Given exercise: Where does the string "text" appear in the records? Copy every line that contains it.

(Stored records)

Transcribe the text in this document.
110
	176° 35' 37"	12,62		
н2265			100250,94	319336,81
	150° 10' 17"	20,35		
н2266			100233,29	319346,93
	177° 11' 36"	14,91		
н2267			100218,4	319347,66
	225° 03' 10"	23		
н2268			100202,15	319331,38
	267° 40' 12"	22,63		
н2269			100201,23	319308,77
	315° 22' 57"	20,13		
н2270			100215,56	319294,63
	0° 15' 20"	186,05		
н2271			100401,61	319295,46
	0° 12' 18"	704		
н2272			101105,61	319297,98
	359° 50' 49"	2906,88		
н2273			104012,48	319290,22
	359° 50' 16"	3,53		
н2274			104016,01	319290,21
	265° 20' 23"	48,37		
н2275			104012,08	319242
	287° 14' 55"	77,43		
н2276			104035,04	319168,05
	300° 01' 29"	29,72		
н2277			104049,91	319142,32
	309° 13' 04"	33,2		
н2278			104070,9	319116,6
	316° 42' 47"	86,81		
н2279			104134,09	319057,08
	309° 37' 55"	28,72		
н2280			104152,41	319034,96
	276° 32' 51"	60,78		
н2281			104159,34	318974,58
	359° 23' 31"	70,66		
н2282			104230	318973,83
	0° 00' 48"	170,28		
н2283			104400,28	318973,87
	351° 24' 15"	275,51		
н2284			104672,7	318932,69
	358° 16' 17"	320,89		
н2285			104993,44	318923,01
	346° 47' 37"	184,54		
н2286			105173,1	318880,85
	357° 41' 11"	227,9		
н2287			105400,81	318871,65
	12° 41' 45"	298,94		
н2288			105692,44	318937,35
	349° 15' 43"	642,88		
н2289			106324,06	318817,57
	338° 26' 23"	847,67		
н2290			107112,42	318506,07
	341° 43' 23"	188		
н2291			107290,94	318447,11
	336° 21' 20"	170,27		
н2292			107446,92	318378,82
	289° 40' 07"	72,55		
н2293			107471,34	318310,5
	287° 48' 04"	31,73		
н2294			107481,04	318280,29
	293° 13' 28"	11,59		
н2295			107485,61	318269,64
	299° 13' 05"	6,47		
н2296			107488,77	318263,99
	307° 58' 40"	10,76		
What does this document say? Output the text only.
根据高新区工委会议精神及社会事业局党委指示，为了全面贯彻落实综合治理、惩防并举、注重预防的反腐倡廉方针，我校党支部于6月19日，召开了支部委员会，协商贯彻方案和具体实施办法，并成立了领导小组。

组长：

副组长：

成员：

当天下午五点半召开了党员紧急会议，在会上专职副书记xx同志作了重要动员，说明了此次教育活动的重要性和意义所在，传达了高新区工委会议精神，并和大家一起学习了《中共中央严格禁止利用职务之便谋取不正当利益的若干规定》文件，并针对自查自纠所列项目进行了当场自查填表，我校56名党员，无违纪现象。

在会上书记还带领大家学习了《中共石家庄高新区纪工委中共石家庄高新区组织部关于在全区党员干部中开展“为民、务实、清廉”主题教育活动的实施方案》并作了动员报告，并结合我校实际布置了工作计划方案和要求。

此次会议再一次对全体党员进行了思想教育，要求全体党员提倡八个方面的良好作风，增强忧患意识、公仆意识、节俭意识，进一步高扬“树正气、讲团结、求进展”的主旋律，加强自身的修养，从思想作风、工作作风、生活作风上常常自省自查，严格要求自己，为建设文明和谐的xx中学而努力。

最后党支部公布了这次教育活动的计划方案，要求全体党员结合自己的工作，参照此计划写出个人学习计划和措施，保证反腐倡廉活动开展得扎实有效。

Final result:
Transcribe the text in this document.
What does this document say? Output the text only.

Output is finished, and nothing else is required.